- ЗАДАЧА:
Можете слово в слово переписать целиком отрывок о расследовании Гертруды Шпиндлер в Бухаресте?

+++ ФРАГМЕНТ СТРАНИЦЫ

Такие слухи, рассказы и любопытные переплетения версий требовали объяснения, и в январе 1926 года берлинские сторонники претендентки послали в Бухарест женщину по имени Гертруда Шпиндлер с целью провести расследование этой истории. Задача, поставленная перед ней, была непростой, нужно было установить следующее: имеются ли какие-либо документы, подтверждающие, что Чайковский, Мишкевич или кто-либо еще, соответствующий описанию, пересекал, в одиночку или в составе группы, румынскую границу в 1918 или 1919 годах? Имеются ли какие-либо свидетельства, подтвержденные документально или нет, которые доказывали бы, что претендентка и ее так называемые спасители действительно жили в Бухаресте в период между 1918 и 1920 годами? Имеются ли какие-либо записи в актах гражданского состояния или в церковных книгах о заявленном браке между претенденткой и Чайковским, сделанные в январе 1919 года? Существуют ли какие-либо свидетельства, подтверждающие, что сын, о котором сообщала претендентка, действительно был рожден и крещен в Бухаресте? Имеются ли какие-либо данные – заметки хроникеров, полицейские отчеты или даже газетные репортажи о человеке, который убит или ранен в уличной перестрелке в конце 1919 или в начале 1920 года, как, по словам фрейлейн Анни, это случилось с Чайковским? И имеются ли какие-либо записи о похоронах Чайковского, состоявшихся, как утверждают, в этом городе? Шпиндлер встретилась с бывшим послом России в Румынии М.В. Поклоевским-Козелом, последний изъявил готовность сотрудничать. Он связался с министром внутренних дел Румынии и директором государственной полиции. Рассказав им о целях расследования, Поклоевский-Козел сумел получить от них полную поддержку правительства. В помощь Шпиндлер был назначен детектив, и, чтобы облегчить проведение расследования, ей предоставили полицейский автомобиль с водителем. Готовность к сотрудничеству продемонстрировала даже пресса: в газетах страны были напечатаны очерк о претендентке на княжеский титул и просьба к свидетелям или любым другим лицам выступить и поделиться сведениями, помогая тем самым расследованию {63}.

++++++
+++ ИСХОДНЫЕ ДАННЫЕ

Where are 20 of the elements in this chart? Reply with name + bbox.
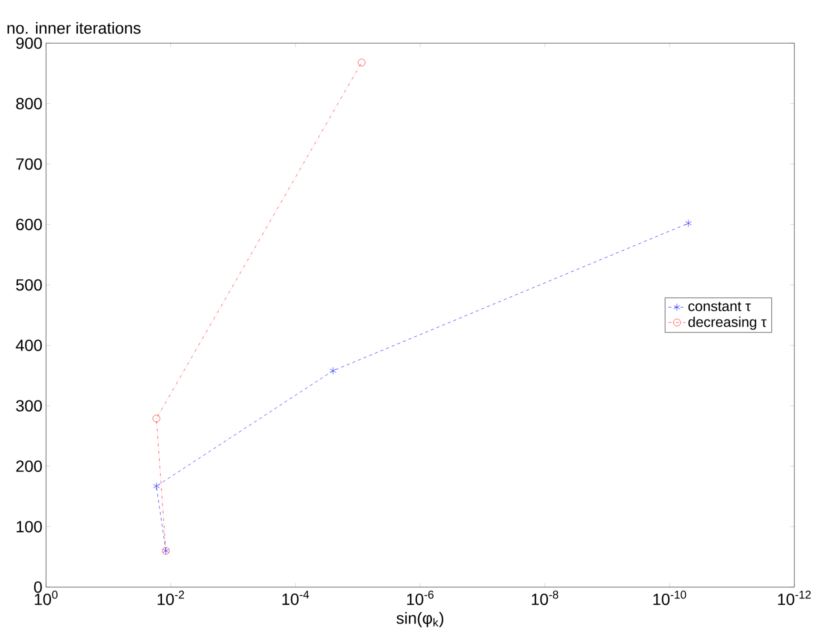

++++++

- ИТОГОВЫЙ РЕЗУЛЬТАТ:
Такие слухи, рассказы и любопытные переплетения версий требовали объяснения, и в январе 1926 года берлинские сторонники претендентки послали в Бухарест женщину по имени Гертруда Шпиндлер с целью провести расследование этой истории. Задача, поставленная перед ней, была непростой, нужно было установить следующее: имеются ли какие-либо документы, подтверждающие, что Чайковский, Мишкевич или кто-либо еще, соответствующий описанию, пересекал, в одиночку или в составе группы, румынскую границу в 1918 или 1919 годах? Имеются ли какие-либо свидетельства, подтвержденные документально или нет, которые доказывали бы, что претендентка и ее так называемые спасители действительно жили в Бухаресте в период между 1918 и 1920 годами? Имеются ли какие-либо записи в актах гражданского состояния или в церковных книгах о заявленном браке между претенденткой и Чайковским, сделанные в январе 1919 года? Существуют ли какие-либо свидетельства, подтверждающие, что сын, о котором сообщала претендентка, действительно был рожден и крещен в Бухаресте? Имеются ли какие-либо данные – заметки хроникеров, полицейские отчеты или даже газетные репортажи о человеке, который убит или ранен в уличной перестрелке в конце 1919 или в начале 1920 года, как, по словам фрейлейн Анни, это случилось с Чайковским? И имеются ли какие-либо записи о похоронах Чайковского, состоявшихся, как утверждают, в этом городе? Шпиндлер встретилась с бывшим послом России в Румынии М.В. Поклоевским-Козелом, последний изъявил готовность сотрудничать. Он связался с министром внутренних дел Румынии и директором государственной полиции. Рассказав им о целях расследования, Поклоевский-Козел сумел получить от них полную поддержку правительства. В помощь Шпиндлер был назначен детектив, и, чтобы облегчить проведение расследования, ей предоставили полицейский автомобиль с водителем. Готовность к сотрудничеству продемонстрировала даже пресса: в газетах страны были напечатаны очерк о претендентке на княжеский титул и просьба к свидетелям или любым другим лицам выступить и поделиться сведениями, помогая тем самым расследованию {63}.